### Exercise
Would you return the complete listing below word for word?

### Records provided
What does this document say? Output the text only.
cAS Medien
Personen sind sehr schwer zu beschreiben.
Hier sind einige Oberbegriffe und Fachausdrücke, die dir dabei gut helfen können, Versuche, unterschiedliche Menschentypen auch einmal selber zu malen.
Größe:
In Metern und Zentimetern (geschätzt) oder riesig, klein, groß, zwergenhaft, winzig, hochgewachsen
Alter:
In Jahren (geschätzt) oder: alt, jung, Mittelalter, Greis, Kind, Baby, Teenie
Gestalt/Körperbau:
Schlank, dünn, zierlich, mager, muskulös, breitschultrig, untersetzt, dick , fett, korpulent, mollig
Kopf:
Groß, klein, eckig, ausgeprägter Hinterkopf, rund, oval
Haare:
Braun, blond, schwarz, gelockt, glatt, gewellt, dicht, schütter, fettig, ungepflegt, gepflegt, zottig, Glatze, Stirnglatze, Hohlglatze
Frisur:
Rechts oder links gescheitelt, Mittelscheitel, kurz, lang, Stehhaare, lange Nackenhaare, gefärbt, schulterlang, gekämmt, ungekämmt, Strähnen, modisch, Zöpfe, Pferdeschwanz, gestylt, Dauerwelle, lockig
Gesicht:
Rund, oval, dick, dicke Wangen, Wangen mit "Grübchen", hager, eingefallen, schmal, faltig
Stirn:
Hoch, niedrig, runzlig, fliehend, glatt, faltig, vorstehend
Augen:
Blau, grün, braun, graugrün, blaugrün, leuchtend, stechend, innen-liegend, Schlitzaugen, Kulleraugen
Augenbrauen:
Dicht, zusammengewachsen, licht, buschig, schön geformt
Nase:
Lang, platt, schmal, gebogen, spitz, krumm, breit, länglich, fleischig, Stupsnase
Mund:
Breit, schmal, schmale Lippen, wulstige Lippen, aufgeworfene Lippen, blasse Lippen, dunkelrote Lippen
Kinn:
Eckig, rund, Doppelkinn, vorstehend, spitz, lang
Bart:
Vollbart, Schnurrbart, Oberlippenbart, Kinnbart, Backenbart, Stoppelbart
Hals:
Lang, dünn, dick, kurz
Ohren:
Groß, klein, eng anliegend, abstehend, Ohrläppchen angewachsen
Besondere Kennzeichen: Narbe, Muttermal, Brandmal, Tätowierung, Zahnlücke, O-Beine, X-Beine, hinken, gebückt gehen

### The output
What does this document say? Output the text only.
cAS Medien
Personen sind sehr schwer zu beschreiben.
Hier sind einige Oberbegriffe und Fachausdrücke, die dir dabei gut helfen können, Versuche, unterschiedliche Menschentypen auch einmal selber zu malen.
Größe:
In Metern und Zentimetern (geschätzt) oder riesig, klein, groß, zwergenhaft, winzig, hochgewachsen
Alter:
In Jahren (geschätzt) oder: alt, jung, Mittelalter, Greis, Kind, Baby, Teenie
Gestalt/Körperbau:
Schlank, dünn, zierlich, mager, muskulös, breitschultrig, untersetzt, dick , fett, korpulent, mollig
Kopf:
Groß, klein, eckig, ausgeprägter Hinterkopf, rund, oval
Haare:
Braun, blond, schwarz, gelockt, glatt, gewellt, dicht, schütter, fettig, ungepflegt, gepflegt, zottig, Glatze, Stirnglatze, Hohlglatze
Frisur:
Rechts oder links gescheitelt, Mittelscheitel, kurz, lang, Stehhaare, lange Nackenhaare, gefärbt, schulterlang, gekämmt, ungekämmt, Strähnen, modisch, Zöpfe, Pferdeschwanz, gestylt, Dauerwelle, lockig
Gesicht:
Rund, oval, dick, dicke Wangen, Wangen mit "Grübchen", hager, eingefallen, schmal, faltig
Stirn:
Hoch, niedrig, runzlig, fliehend, glatt, faltig, vorstehend
Augen:
Blau, grün, braun, graugrün, blaugrün, leuchtend, stechend, innen-liegend, Schlitzaugen, Kulleraugen
Augenbrauen:
Dicht, zusammengewachsen, licht, buschig, schön geformt
Nase:
Lang, platt, schmal, gebogen, spitz, krumm, breit, länglich, fleischig, Stupsnase
Mund:
Breit, schmal, schmale Lippen, wulstige Lippen, aufgeworfene Lippen, blasse Lippen, dunkelrote Lippen
Kinn:
Eckig, rund, Doppelkinn, vorstehend, spitz, lang
Bart:
Vollbart, Schnurrbart, Oberlippenbart, Kinnbart, Backenbart, Stoppelbart
Hals:
Lang, dünn, dick, kurz
Ohren:
Groß, klein, eng anliegend, abstehend, Ohrläppchen angewachsen
Besondere Kennzeichen: Narbe, Muttermal, Brandmal, Tätowierung, Zahnlücke, O-Beine, X-Beine, hinken, gebückt gehen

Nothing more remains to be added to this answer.